WRITTEN EXERCISE ::
Write out the material below character for character, omitting the pictures.

PROVIDED RECORDS ::
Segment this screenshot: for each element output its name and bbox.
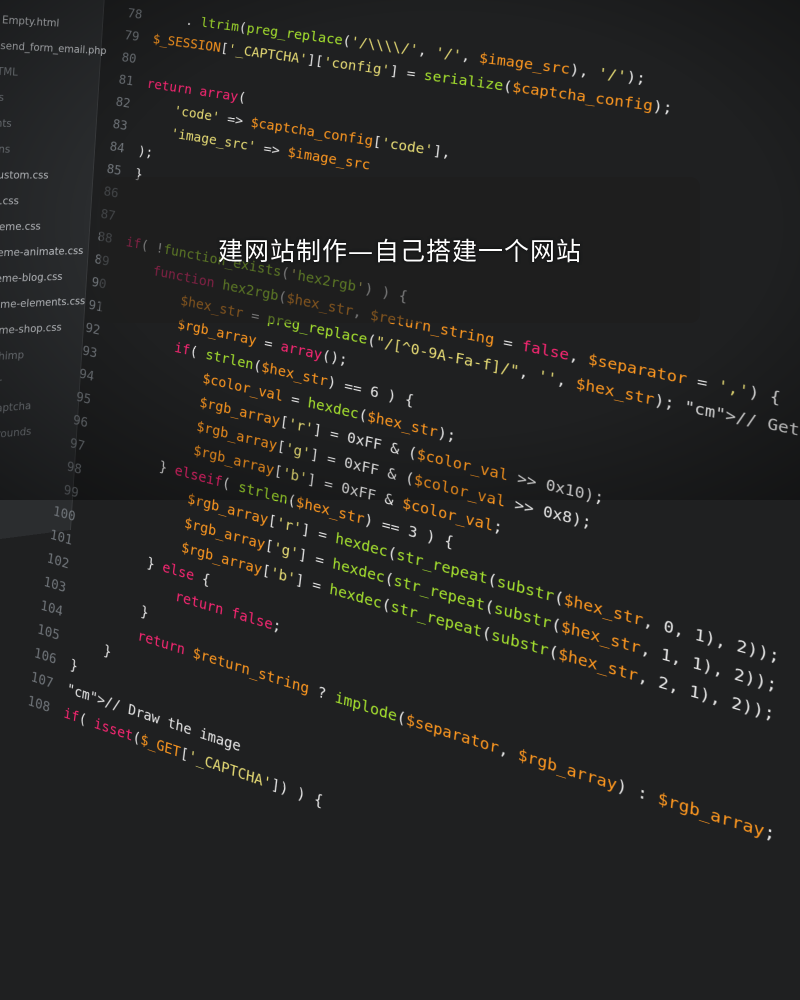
sidebar-file-item[interactable]: send_form_email.php	[0, 39, 107, 57]
title-banner: 建网站制作—自己搭建一个网站	[100, 177, 700, 323]
code-text: }	[69, 655, 79, 675]
sidebar-file-item[interactable]: php-captcha	[0, 399, 32, 417]
code-editor: 78 . ltrim(preg_replace('/\\\\/', '/', $…	[27, 0, 800, 853]
sidebar-file-item[interactable]: backgrounds	[0, 425, 32, 444]
sidebar-file-item[interactable]: Empty.html	[2, 13, 60, 29]
sidebar-file-item[interactable]: HTML	[0, 65, 18, 79]
sidebar-file-item[interactable]: theme.css	[0, 220, 41, 234]
sidebar-file-item[interactable]: theme-blog.css	[0, 270, 63, 286]
sidebar-file-item[interactable]: skins	[0, 142, 11, 155]
code-line: 108 if( isset($_GET['_CAPTCHA']) ) {	[15, 685, 324, 815]
sidebar-file-item[interactable]: mailer	[0, 376, 2, 391]
sidebar-file-item[interactable]: mailchimp	[0, 348, 24, 364]
code-text: );	[137, 142, 155, 161]
sidebar-file-item[interactable]: fonts	[0, 116, 12, 130]
sidebar-file-item[interactable]: theme-animate.css	[0, 244, 84, 259]
sidebar-file-item[interactable]: custom.css	[0, 169, 49, 182]
sidebar-file-item[interactable]: theme-shop.css	[0, 321, 62, 338]
sidebar-file-item[interactable]: css	[0, 90, 4, 103]
sidebar-file-item[interactable]: ie.css	[0, 194, 19, 207]
page-title: 建网站制作—自己搭建一个网站	[217, 237, 582, 266]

REPLY TO THE EXERCISE ::
Segment this screenshot: for each element output its name and bbox.
sidebar-file-item[interactable]: send_form_email.php	[0, 39, 107, 57]
title-banner: 建网站制作—自己搭建一个网站	[100, 177, 700, 323]
code-text: }	[69, 655, 79, 675]
sidebar-file-item[interactable]: php-captcha	[0, 399, 32, 417]
code-editor: 78 . ltrim(preg_replace('/\\\\/', '/', $…	[27, 0, 800, 853]
sidebar-file-item[interactable]: backgrounds	[0, 425, 32, 444]
sidebar-file-item[interactable]: Empty.html	[2, 13, 60, 29]
sidebar-file-item[interactable]: HTML	[0, 65, 18, 79]
sidebar-file-item[interactable]: theme.css	[0, 220, 41, 234]
sidebar-file-item[interactable]: theme-blog.css	[0, 270, 63, 286]
sidebar-file-item[interactable]: skins	[0, 142, 11, 155]
code-line: 108 if( isset($_GET['_CAPTCHA']) ) {	[15, 685, 324, 815]
sidebar-file-item[interactable]: mailer	[0, 376, 2, 391]
sidebar-file-item[interactable]: mailchimp	[0, 348, 24, 364]
code-text: );	[137, 142, 155, 161]
sidebar-file-item[interactable]: fonts	[0, 116, 12, 130]
sidebar-file-item[interactable]: theme-animate.css	[0, 244, 84, 259]
sidebar-file-item[interactable]: custom.css	[0, 169, 49, 182]
sidebar-file-item[interactable]: theme-shop.css	[0, 321, 62, 338]
sidebar-file-item[interactable]: css	[0, 90, 4, 103]
sidebar-file-item[interactable]: ie.css	[0, 194, 19, 207]
page-title: 建网站制作—自己搭建一个网站	[217, 237, 582, 266]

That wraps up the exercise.